• Instructions to follow:
Reproduce only the lines from the line containing "Extract the structured" to the end of the entries below, including both of those lines.

═════ Available data

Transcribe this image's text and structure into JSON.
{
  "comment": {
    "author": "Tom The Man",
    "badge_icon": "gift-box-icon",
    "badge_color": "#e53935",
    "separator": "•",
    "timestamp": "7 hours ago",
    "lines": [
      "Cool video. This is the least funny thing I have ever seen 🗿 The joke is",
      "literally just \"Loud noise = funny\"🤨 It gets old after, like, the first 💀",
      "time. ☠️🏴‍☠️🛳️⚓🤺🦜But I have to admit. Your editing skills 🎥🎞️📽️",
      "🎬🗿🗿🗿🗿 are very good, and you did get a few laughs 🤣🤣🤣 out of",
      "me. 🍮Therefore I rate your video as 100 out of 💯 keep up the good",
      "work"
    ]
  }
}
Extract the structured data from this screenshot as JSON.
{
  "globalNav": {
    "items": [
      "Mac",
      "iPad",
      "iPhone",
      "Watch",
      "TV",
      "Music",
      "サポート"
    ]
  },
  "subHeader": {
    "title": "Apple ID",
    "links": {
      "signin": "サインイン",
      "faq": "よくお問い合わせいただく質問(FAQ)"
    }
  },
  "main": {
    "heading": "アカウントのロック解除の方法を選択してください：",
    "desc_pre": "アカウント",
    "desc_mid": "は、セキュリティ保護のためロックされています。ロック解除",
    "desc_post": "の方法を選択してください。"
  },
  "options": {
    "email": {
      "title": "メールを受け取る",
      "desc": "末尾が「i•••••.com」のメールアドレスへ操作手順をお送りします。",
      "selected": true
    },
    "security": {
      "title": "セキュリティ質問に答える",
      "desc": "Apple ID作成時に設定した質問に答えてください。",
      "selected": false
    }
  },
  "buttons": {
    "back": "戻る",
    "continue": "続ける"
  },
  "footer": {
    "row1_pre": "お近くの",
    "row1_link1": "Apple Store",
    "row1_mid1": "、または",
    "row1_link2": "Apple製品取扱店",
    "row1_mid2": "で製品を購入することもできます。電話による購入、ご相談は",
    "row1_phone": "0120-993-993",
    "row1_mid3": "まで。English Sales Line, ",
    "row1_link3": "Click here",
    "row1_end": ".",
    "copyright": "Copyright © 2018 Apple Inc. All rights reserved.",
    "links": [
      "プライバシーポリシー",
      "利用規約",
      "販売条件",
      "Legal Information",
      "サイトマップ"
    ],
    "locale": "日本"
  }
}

══════════

• Response to the task:
Extract the structured data from this screenshot as JSON.
{
  "globalNav": {
    "items": [
      "Mac",
      "iPad",
      "iPhone",
      "Watch",
      "TV",
      "Music",
      "サポート"
    ]
  },
  "subHeader": {
    "title": "Apple ID",
    "links": {
      "signin": "サインイン",
      "faq": "よくお問い合わせいただく質問(FAQ)"
    }
  },
  "main": {
    "heading": "アカウントのロック解除の方法を選択してください：",
    "desc_pre": "アカウント",
    "desc_mid": "は、セキュリティ保護のためロックされています。ロック解除",
    "desc_post": "の方法を選択してください。"
  },
  "options": {
    "email": {
      "title": "メールを受け取る",
      "desc": "末尾が「i•••••.com」のメールアドレスへ操作手順をお送りします。",
      "selected": true
    },
    "security": {
      "title": "セキュリティ質問に答える",
      "desc": "Apple ID作成時に設定した質問に答えてください。",
      "selected": false
    }
  },
  "buttons": {
    "back": "戻る",
    "continue": "続ける"
  },
  "footer": {
    "row1_pre": "お近くの",
    "row1_link1": "Apple Store",
    "row1_mid1": "、または",
    "row1_link2": "Apple製品取扱店",
    "row1_mid2": "で製品を購入することもできます。電話による購入、ご相談は",
    "row1_phone": "0120-993-993",
    "row1_mid3": "まで。English Sales Line, ",
    "row1_link3": "Click here",
    "row1_end": ".",
    "copyright": "Copyright © 2018 Apple Inc. All rights reserved.",
    "links": [
      "プライバシーポリシー",
      "利用規約",
      "販売条件",
      "Legal Information",
      "サイトマップ"
    ],
    "locale": "日本"
  }
}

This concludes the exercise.